[Short problem]: Filter the entries below, keeping only lines with the word "ФМБА".

========================================

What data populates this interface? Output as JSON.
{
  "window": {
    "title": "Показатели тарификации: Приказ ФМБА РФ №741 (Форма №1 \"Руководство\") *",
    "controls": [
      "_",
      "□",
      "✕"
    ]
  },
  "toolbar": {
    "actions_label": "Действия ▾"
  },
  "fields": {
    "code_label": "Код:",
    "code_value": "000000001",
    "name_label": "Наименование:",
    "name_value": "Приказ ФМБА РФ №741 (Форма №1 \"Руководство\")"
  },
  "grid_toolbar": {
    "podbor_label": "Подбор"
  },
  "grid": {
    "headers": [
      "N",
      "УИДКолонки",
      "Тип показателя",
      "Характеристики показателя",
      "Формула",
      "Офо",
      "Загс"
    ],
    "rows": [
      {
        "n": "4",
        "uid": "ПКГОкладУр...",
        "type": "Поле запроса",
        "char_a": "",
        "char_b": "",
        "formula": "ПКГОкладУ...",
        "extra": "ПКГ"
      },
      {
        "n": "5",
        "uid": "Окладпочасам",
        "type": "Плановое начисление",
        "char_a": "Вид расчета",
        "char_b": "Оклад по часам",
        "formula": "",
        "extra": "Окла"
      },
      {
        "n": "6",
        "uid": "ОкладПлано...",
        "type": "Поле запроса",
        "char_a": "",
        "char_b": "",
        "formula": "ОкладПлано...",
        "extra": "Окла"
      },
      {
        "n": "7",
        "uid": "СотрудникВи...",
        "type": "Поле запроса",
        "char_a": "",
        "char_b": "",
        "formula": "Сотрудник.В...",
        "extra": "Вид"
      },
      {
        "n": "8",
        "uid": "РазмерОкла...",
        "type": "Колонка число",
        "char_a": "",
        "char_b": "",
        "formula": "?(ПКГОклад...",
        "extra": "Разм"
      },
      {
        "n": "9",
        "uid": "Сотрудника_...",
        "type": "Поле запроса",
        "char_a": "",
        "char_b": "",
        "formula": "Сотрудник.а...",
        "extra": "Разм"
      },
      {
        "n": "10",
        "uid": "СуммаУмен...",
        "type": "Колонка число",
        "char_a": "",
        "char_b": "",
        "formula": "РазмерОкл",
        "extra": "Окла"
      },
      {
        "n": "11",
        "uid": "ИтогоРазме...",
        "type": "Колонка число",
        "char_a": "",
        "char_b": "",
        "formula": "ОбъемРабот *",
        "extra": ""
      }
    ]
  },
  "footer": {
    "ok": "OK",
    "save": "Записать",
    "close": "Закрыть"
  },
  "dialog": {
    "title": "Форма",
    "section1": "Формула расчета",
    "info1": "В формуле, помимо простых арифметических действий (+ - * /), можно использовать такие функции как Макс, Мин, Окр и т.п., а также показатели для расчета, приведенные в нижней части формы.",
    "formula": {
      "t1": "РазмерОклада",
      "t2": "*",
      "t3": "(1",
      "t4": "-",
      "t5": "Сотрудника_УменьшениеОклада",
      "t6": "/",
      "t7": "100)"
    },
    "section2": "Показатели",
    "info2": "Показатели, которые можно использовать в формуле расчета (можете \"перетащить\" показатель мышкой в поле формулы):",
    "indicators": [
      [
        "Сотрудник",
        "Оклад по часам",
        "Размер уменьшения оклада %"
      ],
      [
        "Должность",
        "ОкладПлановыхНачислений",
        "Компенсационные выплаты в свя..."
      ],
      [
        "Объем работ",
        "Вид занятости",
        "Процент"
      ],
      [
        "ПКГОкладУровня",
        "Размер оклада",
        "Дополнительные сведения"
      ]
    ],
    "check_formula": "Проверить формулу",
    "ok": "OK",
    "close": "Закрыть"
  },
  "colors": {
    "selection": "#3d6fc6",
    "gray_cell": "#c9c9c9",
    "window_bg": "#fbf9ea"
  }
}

========================================

[Answer below]:
    "title": "Показатели тарификации: Приказ ФМБА РФ №741 (Форма №1 \"Руководство\") *",
    "name_value": "Приказ ФМБА РФ №741 (Форма №1 \"Руководство\")"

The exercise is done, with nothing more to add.